* Directions for this task *
Scan the lines below for "noise"; report the number of lines that contain it, and only that.

* Records from a dataset *
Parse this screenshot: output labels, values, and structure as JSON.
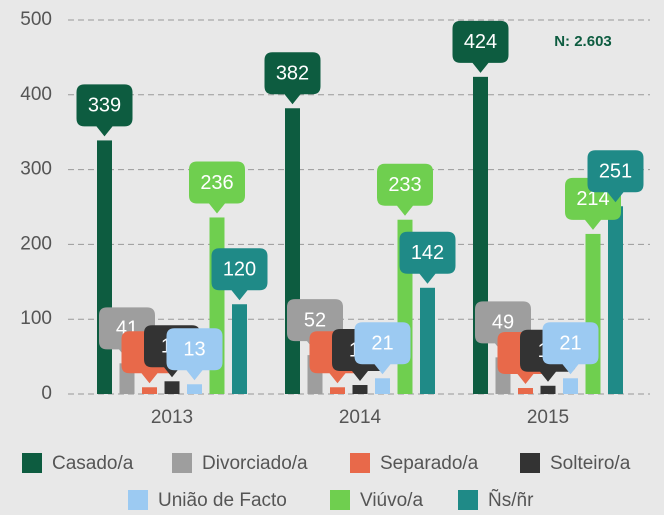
{
  "chart_data": {
    "type": "bar",
    "categories": [
      "2013",
      "2014",
      "2015"
    ],
    "series": [
      {
        "name": "Casado/a",
        "color": "#0d5c40",
        "values": [
          339,
          382,
          424
        ]
      },
      {
        "name": "Divorciado/a",
        "color": "#9e9e9e",
        "values": [
          41,
          52,
          49
        ]
      },
      {
        "name": "Separado/a",
        "color": "#e8694a",
        "values": [
          9,
          9,
          8
        ]
      },
      {
        "name": "Solteiro/a",
        "color": "#333333",
        "values": [
          17,
          12,
          11
        ]
      },
      {
        "name": "União de Facto",
        "color": "#9ccaf2",
        "values": [
          13,
          21,
          21
        ]
      },
      {
        "name": "Viúvo/a",
        "color": "#6fcf4f",
        "values": [
          236,
          233,
          214
        ]
      },
      {
        "name": "Ñs/ñr",
        "color": "#1f8a87",
        "values": [
          120,
          142,
          251
        ]
      }
    ],
    "annotation": "N: 2.603",
    "ylim": [
      0,
      500
    ],
    "yticks": [
      0,
      100,
      200,
      300,
      400,
      500
    ],
    "grid": true,
    "legend": "bottom"
  }
}
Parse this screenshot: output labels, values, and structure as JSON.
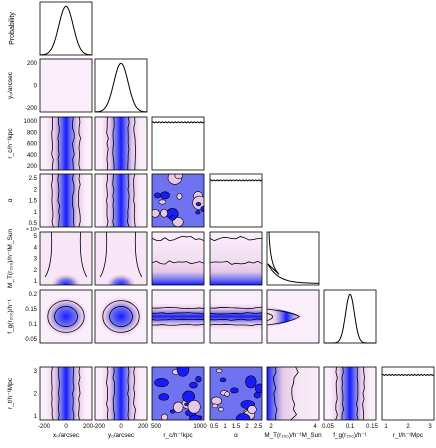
{
  "chart_data": {
    "type": "corner-plot",
    "description_free": true,
    "parameters": [
      {
        "key": "x0",
        "xlabel": "x₀/arcsec",
        "ylabel": "x₀/arcsec",
        "range": [
          -200,
          200
        ],
        "xticks": [
          "-200",
          "0",
          "200"
        ],
        "yticks": []
      },
      {
        "key": "y0",
        "xlabel": "y₀/arcsec",
        "ylabel": "y₀/arcsec",
        "range": [
          -200,
          200
        ],
        "xticks": [
          "-200",
          "0",
          "200"
        ],
        "yticks": [
          "200",
          "0",
          "-200"
        ]
      },
      {
        "key": "rc",
        "xlabel": "r_c/h⁻¹kpc",
        "ylabel": "r_c/h⁻¹kpc",
        "range": [
          0,
          1000
        ],
        "xticks": [
          "500",
          "1000"
        ],
        "yticks": [
          "1000",
          "800",
          "600",
          "400",
          "200"
        ]
      },
      {
        "key": "alpha",
        "xlabel": "α",
        "ylabel": "α",
        "range": [
          0,
          2.5
        ],
        "xticks": [
          "0.5",
          "1",
          "1.5",
          "2",
          "2.5"
        ],
        "yticks": [
          "2.5",
          "2",
          "1.5",
          "1",
          "0.5"
        ]
      },
      {
        "key": "MT",
        "xlabel": "M_T(r₂₀₀)/h⁻¹M_Sun",
        "ylabel": "M_T(r₂₀₀)/h⁻¹M_Sun",
        "range": [
          0,
          5
        ],
        "xticks": [
          "2",
          "4"
        ],
        "yticks": [
          "5",
          "4",
          "3",
          "2",
          "1"
        ],
        "multiplier": "× 10¹⁵"
      },
      {
        "key": "fg",
        "xlabel": "f_g(r₂₀₀)/h⁻¹",
        "ylabel": "f_g(r₂₀₀)/h⁻¹",
        "range": [
          0,
          0.2
        ],
        "xticks": [
          "0.05",
          "0.1",
          "0.15"
        ],
        "yticks": [
          "0.2",
          "0.15",
          "0.1",
          "0.05"
        ]
      },
      {
        "key": "rt",
        "xlabel": "r_t/h⁻¹Mpc",
        "ylabel": "r_t/h⁻¹Mpc",
        "range": [
          0,
          3
        ],
        "xticks": [
          "1",
          "2",
          "3"
        ],
        "yticks": [
          "3",
          "2",
          "1"
        ]
      }
    ],
    "diagonal_ylabel": "Probability",
    "marginals": {
      "x0": {
        "shape": "gaussian",
        "mean": 0,
        "sd": 55
      },
      "y0": {
        "shape": "gaussian",
        "mean": 0,
        "sd": 55
      },
      "rc": {
        "shape": "flat",
        "level": 0.9
      },
      "alpha": {
        "shape": "flat",
        "level": 0.88
      },
      "MT": {
        "shape": "decaying",
        "peak": 0.4
      },
      "fg": {
        "shape": "gaussian",
        "mean": 0.1,
        "sd": 0.017
      },
      "rt": {
        "shape": "flat",
        "level": 0.85
      }
    },
    "pair_styles": {
      "x0|y0": "blob",
      "rc|x0": "vband",
      "rc|y0": "vband",
      "alpha|x0": "vband",
      "alpha|y0": "vband",
      "alpha|rc": "noise",
      "MT|x0": "funnel",
      "MT|y0": "funnel",
      "MT|rc": "lowband",
      "MT|alpha": "lowband",
      "fg|x0": "blob",
      "fg|y0": "blob",
      "fg|rc": "hband",
      "fg|alpha": "hband",
      "fg|MT": "wedge",
      "rt|x0": "vband",
      "rt|y0": "vband",
      "rt|rc": "noise",
      "rt|alpha": "noise",
      "rt|MT": "mtleft",
      "rt|fg": "vbandfg"
    },
    "colors": {
      "core": "#1a1aff",
      "mid": "#6f73f0",
      "outer": "#e6c8e6",
      "edge": "#fbeefb"
    }
  }
}
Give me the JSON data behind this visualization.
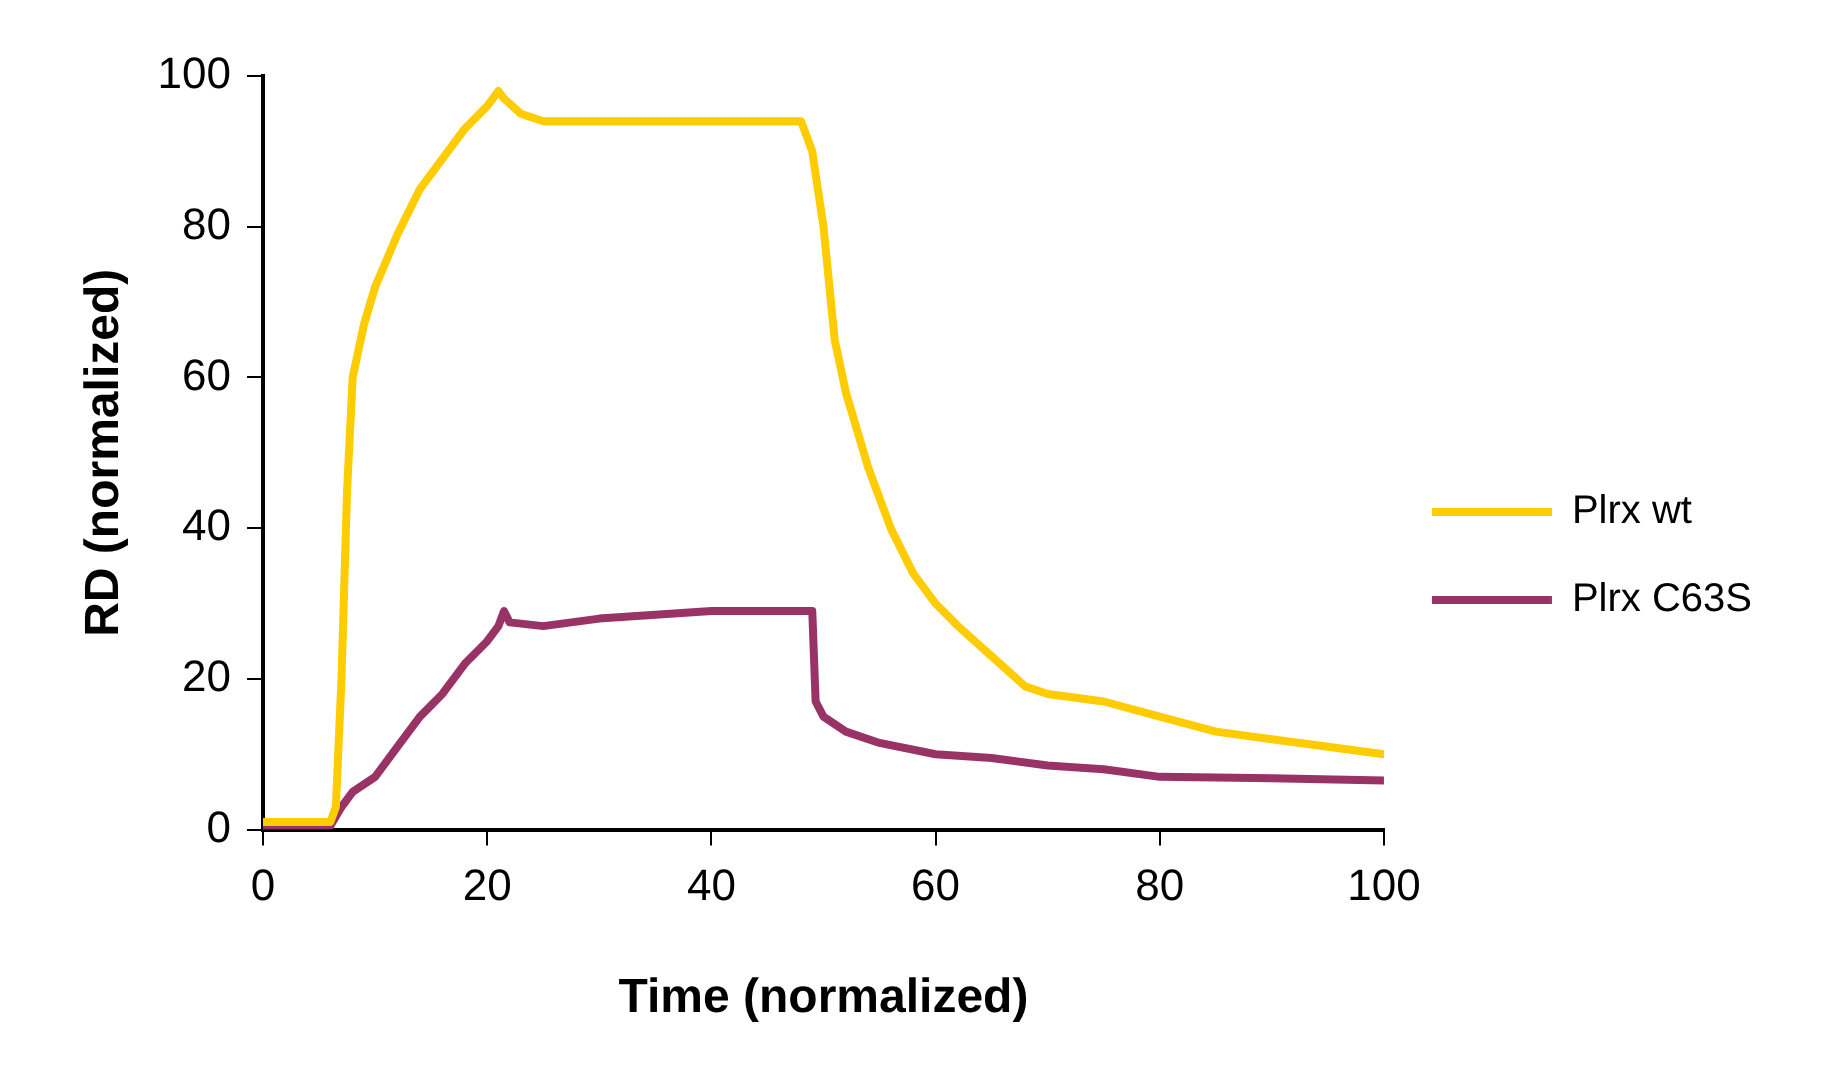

* Response below *
3